*PROBLEM REQUIREMENTS*. Make an exact copy of the lines below.
▼▼▼
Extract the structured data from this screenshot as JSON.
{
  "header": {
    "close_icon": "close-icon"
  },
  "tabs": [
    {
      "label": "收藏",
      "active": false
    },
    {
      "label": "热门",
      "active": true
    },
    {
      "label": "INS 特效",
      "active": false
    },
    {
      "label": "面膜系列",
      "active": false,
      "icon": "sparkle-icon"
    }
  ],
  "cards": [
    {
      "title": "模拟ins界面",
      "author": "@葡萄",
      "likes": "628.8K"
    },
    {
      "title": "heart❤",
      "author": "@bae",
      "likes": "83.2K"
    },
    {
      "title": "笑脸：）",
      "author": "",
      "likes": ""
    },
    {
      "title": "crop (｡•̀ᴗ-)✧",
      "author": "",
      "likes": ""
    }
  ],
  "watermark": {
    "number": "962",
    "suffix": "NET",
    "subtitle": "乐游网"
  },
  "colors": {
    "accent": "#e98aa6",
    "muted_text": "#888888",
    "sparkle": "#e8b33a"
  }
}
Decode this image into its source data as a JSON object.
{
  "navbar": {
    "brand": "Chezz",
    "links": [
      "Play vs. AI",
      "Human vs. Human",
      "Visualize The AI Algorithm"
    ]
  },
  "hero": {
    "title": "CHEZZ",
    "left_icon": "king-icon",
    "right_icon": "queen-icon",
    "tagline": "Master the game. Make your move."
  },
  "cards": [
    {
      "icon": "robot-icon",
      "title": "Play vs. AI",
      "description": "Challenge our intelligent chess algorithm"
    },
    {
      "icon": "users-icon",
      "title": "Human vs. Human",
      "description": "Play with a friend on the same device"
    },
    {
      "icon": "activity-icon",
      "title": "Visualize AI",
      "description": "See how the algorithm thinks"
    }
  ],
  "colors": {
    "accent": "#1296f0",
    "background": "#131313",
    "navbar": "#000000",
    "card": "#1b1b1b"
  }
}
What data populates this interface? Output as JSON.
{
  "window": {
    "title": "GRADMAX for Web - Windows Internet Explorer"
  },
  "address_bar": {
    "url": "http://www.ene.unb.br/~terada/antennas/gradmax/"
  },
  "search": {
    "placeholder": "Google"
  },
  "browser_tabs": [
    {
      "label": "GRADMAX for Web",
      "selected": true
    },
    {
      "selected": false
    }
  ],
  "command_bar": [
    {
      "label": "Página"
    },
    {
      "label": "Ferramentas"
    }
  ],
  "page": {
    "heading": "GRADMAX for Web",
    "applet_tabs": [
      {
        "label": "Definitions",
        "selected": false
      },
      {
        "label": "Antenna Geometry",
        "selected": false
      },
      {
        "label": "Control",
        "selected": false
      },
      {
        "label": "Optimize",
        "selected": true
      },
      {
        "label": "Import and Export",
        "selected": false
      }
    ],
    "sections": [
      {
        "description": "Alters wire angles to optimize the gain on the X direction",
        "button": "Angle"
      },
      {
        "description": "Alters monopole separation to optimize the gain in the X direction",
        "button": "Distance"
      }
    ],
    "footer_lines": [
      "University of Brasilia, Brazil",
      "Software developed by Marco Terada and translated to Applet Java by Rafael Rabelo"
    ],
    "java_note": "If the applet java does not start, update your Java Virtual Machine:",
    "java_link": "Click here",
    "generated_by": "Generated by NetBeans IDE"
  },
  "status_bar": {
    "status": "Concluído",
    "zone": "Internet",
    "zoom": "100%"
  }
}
▲▲▲
*COMPLETE ANSWER*.
Extract the structured data from this screenshot as JSON.
{
  "header": {
    "close_icon": "close-icon"
  },
  "tabs": [
    {
      "label": "收藏",
      "active": false
    },
    {
      "label": "热门",
      "active": true
    },
    {
      "label": "INS 特效",
      "active": false
    },
    {
      "label": "面膜系列",
      "active": false,
      "icon": "sparkle-icon"
    }
  ],
  "cards": [
    {
      "title": "模拟ins界面",
      "author": "@葡萄",
      "likes": "628.8K"
    },
    {
      "title": "heart❤",
      "author": "@bae",
      "likes": "83.2K"
    },
    {
      "title": "笑脸：）",
      "author": "",
      "likes": ""
    },
    {
      "title": "crop (｡•̀ᴗ-)✧",
      "author": "",
      "likes": ""
    }
  ],
  "watermark": {
    "number": "962",
    "suffix": "NET",
    "subtitle": "乐游网"
  },
  "colors": {
    "accent": "#e98aa6",
    "muted_text": "#888888",
    "sparkle": "#e8b33a"
  }
}
Decode this image into its source data as a JSON object.
{
  "navbar": {
    "brand": "Chezz",
    "links": [
      "Play vs. AI",
      "Human vs. Human",
      "Visualize The AI Algorithm"
    ]
  },
  "hero": {
    "title": "CHEZZ",
    "left_icon": "king-icon",
    "right_icon": "queen-icon",
    "tagline": "Master the game. Make your move."
  },
  "cards": [
    {
      "icon": "robot-icon",
      "title": "Play vs. AI",
      "description": "Challenge our intelligent chess algorithm"
    },
    {
      "icon": "users-icon",
      "title": "Human vs. Human",
      "description": "Play with a friend on the same device"
    },
    {
      "icon": "activity-icon",
      "title": "Visualize AI",
      "description": "See how the algorithm thinks"
    }
  ],
  "colors": {
    "accent": "#1296f0",
    "background": "#131313",
    "navbar": "#000000",
    "card": "#1b1b1b"
  }
}
What data populates this interface? Output as JSON.
{
  "window": {
    "title": "GRADMAX for Web - Windows Internet Explorer"
  },
  "address_bar": {
    "url": "http://www.ene.unb.br/~terada/antennas/gradmax/"
  },
  "search": {
    "placeholder": "Google"
  },
  "browser_tabs": [
    {
      "label": "GRADMAX for Web",
      "selected": true
    },
    {
      "selected": false
    }
  ],
  "command_bar": [
    {
      "label": "Página"
    },
    {
      "label": "Ferramentas"
    }
  ],
  "page": {
    "heading": "GRADMAX for Web",
    "applet_tabs": [
      {
        "label": "Definitions",
        "selected": false
      },
      {
        "label": "Antenna Geometry",
        "selected": false
      },
      {
        "label": "Control",
        "selected": false
      },
      {
        "label": "Optimize",
        "selected": true
      },
      {
        "label": "Import and Export",
        "selected": false
      }
    ],
    "sections": [
      {
        "description": "Alters wire angles to optimize the gain on the X direction",
        "button": "Angle"
      },
      {
        "description": "Alters monopole separation to optimize the gain in the X direction",
        "button": "Distance"
      }
    ],
    "footer_lines": [
      "University of Brasilia, Brazil",
      "Software developed by Marco Terada and translated to Applet Java by Rafael Rabelo"
    ],
    "java_note": "If the applet java does not start, update your Java Virtual Machine:",
    "java_link": "Click here",
    "generated_by": "Generated by NetBeans IDE"
  },
  "status_bar": {
    "status": "Concluído",
    "zone": "Internet",
    "zoom": "100%"
  }
}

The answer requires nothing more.